**What is required:**
Restate, word for word, every line of the data.
###
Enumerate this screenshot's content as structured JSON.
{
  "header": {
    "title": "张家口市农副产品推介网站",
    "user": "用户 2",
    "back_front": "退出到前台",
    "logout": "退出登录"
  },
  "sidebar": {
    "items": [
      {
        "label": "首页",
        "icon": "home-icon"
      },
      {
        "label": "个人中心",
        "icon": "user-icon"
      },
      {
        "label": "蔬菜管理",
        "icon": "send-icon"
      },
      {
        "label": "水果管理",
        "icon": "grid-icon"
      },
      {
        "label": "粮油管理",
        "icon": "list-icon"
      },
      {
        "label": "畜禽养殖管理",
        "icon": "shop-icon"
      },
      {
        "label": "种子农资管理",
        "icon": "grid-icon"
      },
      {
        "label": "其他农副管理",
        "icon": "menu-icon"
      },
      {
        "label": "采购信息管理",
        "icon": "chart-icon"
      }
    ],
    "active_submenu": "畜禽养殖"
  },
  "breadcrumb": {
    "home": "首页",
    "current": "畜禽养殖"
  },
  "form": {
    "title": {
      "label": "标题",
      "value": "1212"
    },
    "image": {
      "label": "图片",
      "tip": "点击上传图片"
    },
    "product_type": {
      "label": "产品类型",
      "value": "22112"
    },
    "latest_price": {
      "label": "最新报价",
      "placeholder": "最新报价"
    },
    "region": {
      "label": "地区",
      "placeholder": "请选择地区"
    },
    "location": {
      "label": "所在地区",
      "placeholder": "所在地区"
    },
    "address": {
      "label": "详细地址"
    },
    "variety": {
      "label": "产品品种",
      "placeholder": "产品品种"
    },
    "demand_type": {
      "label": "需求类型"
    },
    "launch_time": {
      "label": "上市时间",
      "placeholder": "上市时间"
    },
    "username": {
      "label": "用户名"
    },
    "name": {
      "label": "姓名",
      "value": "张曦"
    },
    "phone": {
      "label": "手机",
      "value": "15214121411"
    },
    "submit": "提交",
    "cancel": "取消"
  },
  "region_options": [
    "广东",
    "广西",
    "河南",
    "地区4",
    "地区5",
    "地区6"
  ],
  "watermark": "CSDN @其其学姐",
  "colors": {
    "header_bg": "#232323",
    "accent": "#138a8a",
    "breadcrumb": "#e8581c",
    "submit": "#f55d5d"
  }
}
###
**Result for this exercise:**
Enumerate this screenshot's content as structured JSON.
{
  "header": {
    "title": "张家口市农副产品推介网站",
    "user": "用户 2",
    "back_front": "退出到前台",
    "logout": "退出登录"
  },
  "sidebar": {
    "items": [
      {
        "label": "首页",
        "icon": "home-icon"
      },
      {
        "label": "个人中心",
        "icon": "user-icon"
      },
      {
        "label": "蔬菜管理",
        "icon": "send-icon"
      },
      {
        "label": "水果管理",
        "icon": "grid-icon"
      },
      {
        "label": "粮油管理",
        "icon": "list-icon"
      },
      {
        "label": "畜禽养殖管理",
        "icon": "shop-icon"
      },
      {
        "label": "种子农资管理",
        "icon": "grid-icon"
      },
      {
        "label": "其他农副管理",
        "icon": "menu-icon"
      },
      {
        "label": "采购信息管理",
        "icon": "chart-icon"
      }
    ],
    "active_submenu": "畜禽养殖"
  },
  "breadcrumb": {
    "home": "首页",
    "current": "畜禽养殖"
  },
  "form": {
    "title": {
      "label": "标题",
      "value": "1212"
    },
    "image": {
      "label": "图片",
      "tip": "点击上传图片"
    },
    "product_type": {
      "label": "产品类型",
      "value": "22112"
    },
    "latest_price": {
      "label": "最新报价",
      "placeholder": "最新报价"
    },
    "region": {
      "label": "地区",
      "placeholder": "请选择地区"
    },
    "location": {
      "label": "所在地区",
      "placeholder": "所在地区"
    },
    "address": {
      "label": "详细地址"
    },
    "variety": {
      "label": "产品品种",
      "placeholder": "产品品种"
    },
    "demand_type": {
      "label": "需求类型"
    },
    "launch_time": {
      "label": "上市时间",
      "placeholder": "上市时间"
    },
    "username": {
      "label": "用户名"
    },
    "name": {
      "label": "姓名",
      "value": "张曦"
    },
    "phone": {
      "label": "手机",
      "value": "15214121411"
    },
    "submit": "提交",
    "cancel": "取消"
  },
  "region_options": [
    "广东",
    "广西",
    "河南",
    "地区4",
    "地区5",
    "地区6"
  ],
  "watermark": "CSDN @其其学姐",
  "colors": {
    "header_bg": "#232323",
    "accent": "#138a8a",
    "breadcrumb": "#e8581c",
    "submit": "#f55d5d"
  }
}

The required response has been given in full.